Stored items from a collection
---------------
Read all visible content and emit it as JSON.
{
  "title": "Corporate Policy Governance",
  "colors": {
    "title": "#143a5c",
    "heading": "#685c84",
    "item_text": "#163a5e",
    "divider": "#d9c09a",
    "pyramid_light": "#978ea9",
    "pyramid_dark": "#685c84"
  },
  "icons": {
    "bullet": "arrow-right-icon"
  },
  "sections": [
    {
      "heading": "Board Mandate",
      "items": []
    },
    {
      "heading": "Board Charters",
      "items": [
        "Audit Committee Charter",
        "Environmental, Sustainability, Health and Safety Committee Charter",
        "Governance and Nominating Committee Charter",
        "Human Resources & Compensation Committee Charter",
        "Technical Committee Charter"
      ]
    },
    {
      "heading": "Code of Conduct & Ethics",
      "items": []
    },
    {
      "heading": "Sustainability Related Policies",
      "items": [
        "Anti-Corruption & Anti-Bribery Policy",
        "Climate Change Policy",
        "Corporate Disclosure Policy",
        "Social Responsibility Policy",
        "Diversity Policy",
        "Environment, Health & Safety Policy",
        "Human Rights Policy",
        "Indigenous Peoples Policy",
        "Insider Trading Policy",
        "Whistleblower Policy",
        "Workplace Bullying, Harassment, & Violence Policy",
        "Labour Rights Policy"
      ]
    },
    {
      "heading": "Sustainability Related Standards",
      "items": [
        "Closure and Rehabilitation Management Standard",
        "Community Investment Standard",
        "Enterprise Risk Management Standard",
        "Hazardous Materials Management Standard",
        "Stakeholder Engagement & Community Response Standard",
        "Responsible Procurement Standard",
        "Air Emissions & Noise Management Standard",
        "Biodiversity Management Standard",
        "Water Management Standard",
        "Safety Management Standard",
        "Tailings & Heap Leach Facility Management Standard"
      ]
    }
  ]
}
---------------
## Given request
Write out every record shown above, word for word.

## Worked answer
Read all visible content and emit it as JSON.
{
  "title": "Corporate Policy Governance",
  "colors": {
    "title": "#143a5c",
    "heading": "#685c84",
    "item_text": "#163a5e",
    "divider": "#d9c09a",
    "pyramid_light": "#978ea9",
    "pyramid_dark": "#685c84"
  },
  "icons": {
    "bullet": "arrow-right-icon"
  },
  "sections": [
    {
      "heading": "Board Mandate",
      "items": []
    },
    {
      "heading": "Board Charters",
      "items": [
        "Audit Committee Charter",
        "Environmental, Sustainability, Health and Safety Committee Charter",
        "Governance and Nominating Committee Charter",
        "Human Resources & Compensation Committee Charter",
        "Technical Committee Charter"
      ]
    },
    {
      "heading": "Code of Conduct & Ethics",
      "items": []
    },
    {
      "heading": "Sustainability Related Policies",
      "items": [
        "Anti-Corruption & Anti-Bribery Policy",
        "Climate Change Policy",
        "Corporate Disclosure Policy",
        "Social Responsibility Policy",
        "Diversity Policy",
        "Environment, Health & Safety Policy",
        "Human Rights Policy",
        "Indigenous Peoples Policy",
        "Insider Trading Policy",
        "Whistleblower Policy",
        "Workplace Bullying, Harassment, & Violence Policy",
        "Labour Rights Policy"
      ]
    },
    {
      "heading": "Sustainability Related Standards",
      "items": [
        "Closure and Rehabilitation Management Standard",
        "Community Investment Standard",
        "Enterprise Risk Management Standard",
        "Hazardous Materials Management Standard",
        "Stakeholder Engagement & Community Response Standard",
        "Responsible Procurement Standard",
        "Air Emissions & Noise Management Standard",
        "Biodiversity Management Standard",
        "Water Management Standard",
        "Safety Management Standard",
        "Tailings & Heap Leach Facility Management Standard"
      ]
    }
  ]
}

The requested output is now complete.